Exercise instructions> Write out the listing below exactly, and omit any images you find in it.

A run of records>

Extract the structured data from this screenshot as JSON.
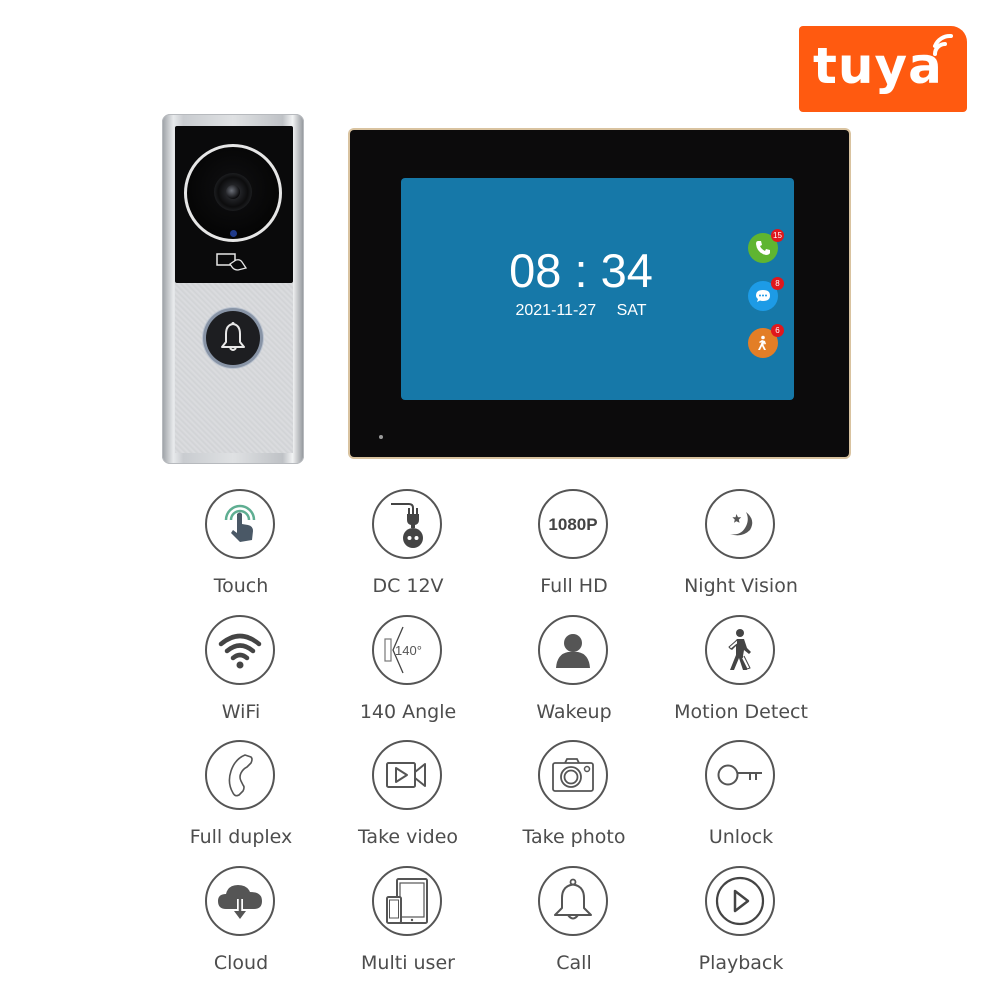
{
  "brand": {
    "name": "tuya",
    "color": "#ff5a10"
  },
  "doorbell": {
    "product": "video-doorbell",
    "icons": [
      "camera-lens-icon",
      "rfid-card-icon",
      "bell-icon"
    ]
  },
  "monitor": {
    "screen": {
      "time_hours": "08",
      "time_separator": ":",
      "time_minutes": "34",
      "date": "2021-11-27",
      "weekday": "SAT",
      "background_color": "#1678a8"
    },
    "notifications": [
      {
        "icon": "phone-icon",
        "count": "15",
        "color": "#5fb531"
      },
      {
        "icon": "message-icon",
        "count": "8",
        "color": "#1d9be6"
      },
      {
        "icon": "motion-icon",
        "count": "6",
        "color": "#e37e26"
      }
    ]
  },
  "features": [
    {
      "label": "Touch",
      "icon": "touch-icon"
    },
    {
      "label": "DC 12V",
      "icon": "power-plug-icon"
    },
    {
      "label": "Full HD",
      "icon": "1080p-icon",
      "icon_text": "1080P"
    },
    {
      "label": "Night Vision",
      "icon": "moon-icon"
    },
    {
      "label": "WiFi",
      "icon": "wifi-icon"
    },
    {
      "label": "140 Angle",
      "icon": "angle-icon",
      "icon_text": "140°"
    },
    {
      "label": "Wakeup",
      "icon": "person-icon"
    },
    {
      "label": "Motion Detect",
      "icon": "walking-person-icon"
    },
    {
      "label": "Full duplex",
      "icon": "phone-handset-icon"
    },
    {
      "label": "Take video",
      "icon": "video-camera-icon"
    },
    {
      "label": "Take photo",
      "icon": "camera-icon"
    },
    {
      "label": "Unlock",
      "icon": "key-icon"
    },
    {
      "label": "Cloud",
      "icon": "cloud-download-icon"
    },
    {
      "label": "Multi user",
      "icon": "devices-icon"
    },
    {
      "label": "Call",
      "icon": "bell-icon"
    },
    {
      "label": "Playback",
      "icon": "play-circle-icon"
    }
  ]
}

Full answer>
Extract the structured data from this screenshot as JSON.
{
  "brand": {
    "name": "tuya",
    "color": "#ff5a10"
  },
  "doorbell": {
    "product": "video-doorbell",
    "icons": [
      "camera-lens-icon",
      "rfid-card-icon",
      "bell-icon"
    ]
  },
  "monitor": {
    "screen": {
      "time_hours": "08",
      "time_separator": ":",
      "time_minutes": "34",
      "date": "2021-11-27",
      "weekday": "SAT",
      "background_color": "#1678a8"
    },
    "notifications": [
      {
        "icon": "phone-icon",
        "count": "15",
        "color": "#5fb531"
      },
      {
        "icon": "message-icon",
        "count": "8",
        "color": "#1d9be6"
      },
      {
        "icon": "motion-icon",
        "count": "6",
        "color": "#e37e26"
      }
    ]
  },
  "features": [
    {
      "label": "Touch",
      "icon": "touch-icon"
    },
    {
      "label": "DC 12V",
      "icon": "power-plug-icon"
    },
    {
      "label": "Full HD",
      "icon": "1080p-icon",
      "icon_text": "1080P"
    },
    {
      "label": "Night Vision",
      "icon": "moon-icon"
    },
    {
      "label": "WiFi",
      "icon": "wifi-icon"
    },
    {
      "label": "140 Angle",
      "icon": "angle-icon",
      "icon_text": "140°"
    },
    {
      "label": "Wakeup",
      "icon": "person-icon"
    },
    {
      "label": "Motion Detect",
      "icon": "walking-person-icon"
    },
    {
      "label": "Full duplex",
      "icon": "phone-handset-icon"
    },
    {
      "label": "Take video",
      "icon": "video-camera-icon"
    },
    {
      "label": "Take photo",
      "icon": "camera-icon"
    },
    {
      "label": "Unlock",
      "icon": "key-icon"
    },
    {
      "label": "Cloud",
      "icon": "cloud-download-icon"
    },
    {
      "label": "Multi user",
      "icon": "devices-icon"
    },
    {
      "label": "Call",
      "icon": "bell-icon"
    },
    {
      "label": "Playback",
      "icon": "play-circle-icon"
    }
  ]
}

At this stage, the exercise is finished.